++++ EXTRACTED RECORDS

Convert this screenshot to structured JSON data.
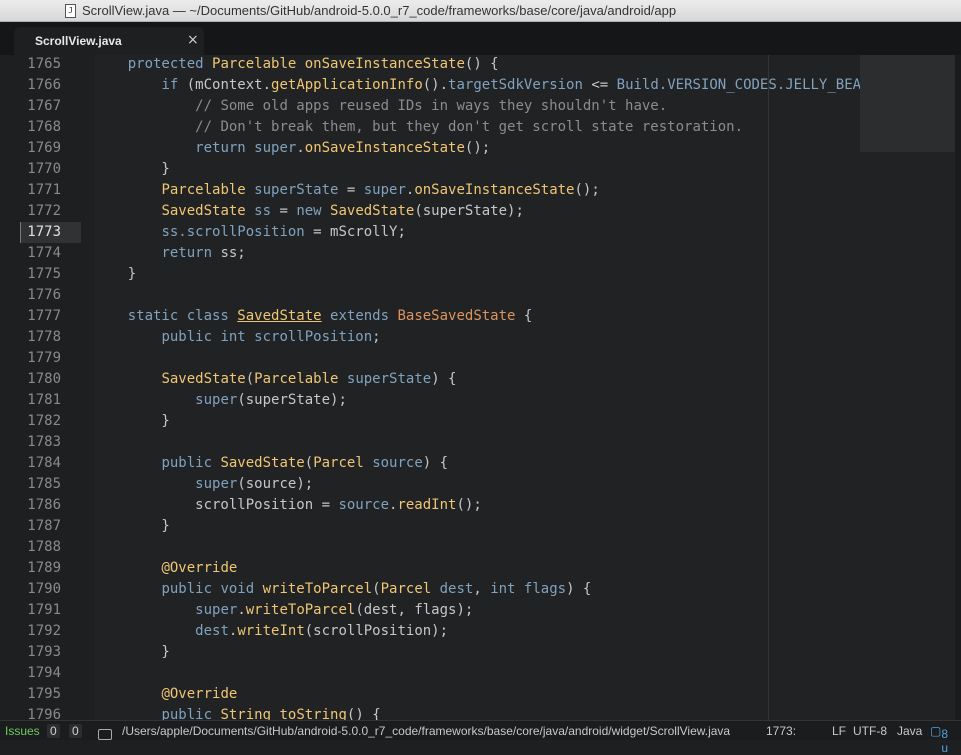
{
  "window": {
    "title": "ScrollView.java — ~/Documents/GitHub/android-5.0.0_r7_code/frameworks/base/core/java/android/app"
  },
  "tab": {
    "label": "ScrollView.java",
    "close": "×"
  },
  "editor": {
    "current_line": "1773",
    "lines": [
      {
        "n": "1765",
        "tokens": [
          [
            "pl",
            "    "
          ],
          [
            "kw",
            "protected "
          ],
          [
            "ty",
            "Parcelable "
          ],
          [
            "fn",
            "onSaveInstanceState"
          ],
          [
            "pl",
            "() {"
          ]
        ]
      },
      {
        "n": "1766",
        "tokens": [
          [
            "pl",
            "        "
          ],
          [
            "kw",
            "if "
          ],
          [
            "pl",
            "(mContext."
          ],
          [
            "fn",
            "getApplicationInfo"
          ],
          [
            "pl",
            "()."
          ],
          [
            "kw",
            "targetSdkVersion "
          ],
          [
            "pl",
            "<= "
          ],
          [
            "kw",
            "Build.VERSION_CODES.JELLY_BEA"
          ]
        ]
      },
      {
        "n": "1767",
        "tokens": [
          [
            "pl",
            "            "
          ],
          [
            "cm",
            "// Some old apps reused IDs in ways they shouldn't have."
          ]
        ]
      },
      {
        "n": "1768",
        "tokens": [
          [
            "pl",
            "            "
          ],
          [
            "cm",
            "// Don't break them, but they don't get scroll state restoration."
          ]
        ]
      },
      {
        "n": "1769",
        "tokens": [
          [
            "pl",
            "            "
          ],
          [
            "kw",
            "return "
          ],
          [
            "kw",
            "super"
          ],
          [
            "pl",
            "."
          ],
          [
            "fn",
            "onSaveInstanceState"
          ],
          [
            "pl",
            "();"
          ]
        ]
      },
      {
        "n": "1770",
        "tokens": [
          [
            "pl",
            "        }"
          ]
        ]
      },
      {
        "n": "1771",
        "tokens": [
          [
            "pl",
            "        "
          ],
          [
            "ty",
            "Parcelable "
          ],
          [
            "kw",
            "superState "
          ],
          [
            "pl",
            "= "
          ],
          [
            "kw",
            "super"
          ],
          [
            "pl",
            "."
          ],
          [
            "fn",
            "onSaveInstanceState"
          ],
          [
            "pl",
            "();"
          ]
        ]
      },
      {
        "n": "1772",
        "tokens": [
          [
            "pl",
            "        "
          ],
          [
            "ty",
            "SavedState "
          ],
          [
            "kw",
            "ss "
          ],
          [
            "pl",
            "= "
          ],
          [
            "kw",
            "new "
          ],
          [
            "ty",
            "SavedState"
          ],
          [
            "pl",
            "(superState);"
          ]
        ]
      },
      {
        "n": "1773",
        "tokens": [
          [
            "pl",
            "        "
          ],
          [
            "kw",
            "ss.scrollPosition "
          ],
          [
            "pl",
            "= mScrollY;"
          ]
        ]
      },
      {
        "n": "1774",
        "tokens": [
          [
            "pl",
            "        "
          ],
          [
            "kw",
            "return "
          ],
          [
            "pl",
            "ss;"
          ]
        ]
      },
      {
        "n": "1775",
        "tokens": [
          [
            "pl",
            "    }"
          ]
        ]
      },
      {
        "n": "1776",
        "tokens": []
      },
      {
        "n": "1777",
        "tokens": [
          [
            "pl",
            "    "
          ],
          [
            "kw",
            "static class "
          ],
          [
            "ul",
            "SavedState"
          ],
          [
            "pl",
            " "
          ],
          [
            "kw",
            "extends "
          ],
          [
            "ty2",
            "BaseSavedState "
          ],
          [
            "pl",
            "{"
          ]
        ]
      },
      {
        "n": "1778",
        "tokens": [
          [
            "pl",
            "        "
          ],
          [
            "kw",
            "public int "
          ],
          [
            "kw",
            "scrollPosition"
          ],
          [
            "pl",
            ";"
          ]
        ]
      },
      {
        "n": "1779",
        "tokens": []
      },
      {
        "n": "1780",
        "tokens": [
          [
            "pl",
            "        "
          ],
          [
            "fn",
            "SavedState"
          ],
          [
            "pl",
            "("
          ],
          [
            "ty",
            "Parcelable "
          ],
          [
            "kw",
            "superState"
          ],
          [
            "pl",
            ") {"
          ]
        ]
      },
      {
        "n": "1781",
        "tokens": [
          [
            "pl",
            "            "
          ],
          [
            "kw",
            "super"
          ],
          [
            "pl",
            "(superState);"
          ]
        ]
      },
      {
        "n": "1782",
        "tokens": [
          [
            "pl",
            "        }"
          ]
        ]
      },
      {
        "n": "1783",
        "tokens": []
      },
      {
        "n": "1784",
        "tokens": [
          [
            "pl",
            "        "
          ],
          [
            "kw",
            "public "
          ],
          [
            "fn",
            "SavedState"
          ],
          [
            "pl",
            "("
          ],
          [
            "ty",
            "Parcel "
          ],
          [
            "kw",
            "source"
          ],
          [
            "pl",
            ") {"
          ]
        ]
      },
      {
        "n": "1785",
        "tokens": [
          [
            "pl",
            "            "
          ],
          [
            "kw",
            "super"
          ],
          [
            "pl",
            "(source);"
          ]
        ]
      },
      {
        "n": "1786",
        "tokens": [
          [
            "pl",
            "            scrollPosition = "
          ],
          [
            "kw",
            "source"
          ],
          [
            "pl",
            "."
          ],
          [
            "fn",
            "readInt"
          ],
          [
            "pl",
            "();"
          ]
        ]
      },
      {
        "n": "1787",
        "tokens": [
          [
            "pl",
            "        }"
          ]
        ]
      },
      {
        "n": "1788",
        "tokens": []
      },
      {
        "n": "1789",
        "tokens": [
          [
            "pl",
            "        "
          ],
          [
            "an",
            "@Override"
          ]
        ]
      },
      {
        "n": "1790",
        "tokens": [
          [
            "pl",
            "        "
          ],
          [
            "kw",
            "public void "
          ],
          [
            "fn",
            "writeToParcel"
          ],
          [
            "pl",
            "("
          ],
          [
            "ty",
            "Parcel "
          ],
          [
            "kw",
            "dest"
          ],
          [
            "pl",
            ", "
          ],
          [
            "kw",
            "int "
          ],
          [
            "kw",
            "flags"
          ],
          [
            "pl",
            ") {"
          ]
        ]
      },
      {
        "n": "1791",
        "tokens": [
          [
            "pl",
            "            "
          ],
          [
            "kw",
            "super"
          ],
          [
            "pl",
            "."
          ],
          [
            "fn",
            "writeToParcel"
          ],
          [
            "pl",
            "(dest, flags);"
          ]
        ]
      },
      {
        "n": "1792",
        "tokens": [
          [
            "pl",
            "            "
          ],
          [
            "kw",
            "dest"
          ],
          [
            "pl",
            "."
          ],
          [
            "fn",
            "writeInt"
          ],
          [
            "pl",
            "(scrollPosition);"
          ]
        ]
      },
      {
        "n": "1793",
        "tokens": [
          [
            "pl",
            "        }"
          ]
        ]
      },
      {
        "n": "1794",
        "tokens": []
      },
      {
        "n": "1795",
        "tokens": [
          [
            "pl",
            "        "
          ],
          [
            "an",
            "@Override"
          ]
        ]
      },
      {
        "n": "1796",
        "tokens": [
          [
            "pl",
            "        "
          ],
          [
            "kw",
            "public "
          ],
          [
            "ty",
            "String "
          ],
          [
            "fn",
            "toString"
          ],
          [
            "pl",
            "() {"
          ]
        ]
      }
    ]
  },
  "status": {
    "issues_label": "Issues",
    "errors": "0",
    "warnings": "0",
    "path": "/Users/apple/Documents/GitHub/android-5.0.0_r7_code/frameworks/base/core/java/android/widget/ScrollView.java",
    "cursor": "1773:",
    "line_ending": "LF",
    "encoding": "UTF-8",
    "grammar": "Java",
    "updates": "8 u"
  },
  "colors": {
    "background": "#1d1f21",
    "keyword": "#81a2be",
    "type": "#f0c674",
    "comment": "#8c8c8c",
    "issues": "#6ccb5f"
  }
}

++++++++

WORK REQUIRED:
Keep only the lines that hold the string "core", and copy them out.

FINISHED ANSWER:
    "title": "ScrollView.java — ~/Documents/GitHub/android-5.0.0_r7_code/frameworks/base/core/java/android/app"
    "path": "/Users/apple/Documents/GitHub/android-5.0.0_r7_code/frameworks/base/core/java/android/widget/ScrollView.java",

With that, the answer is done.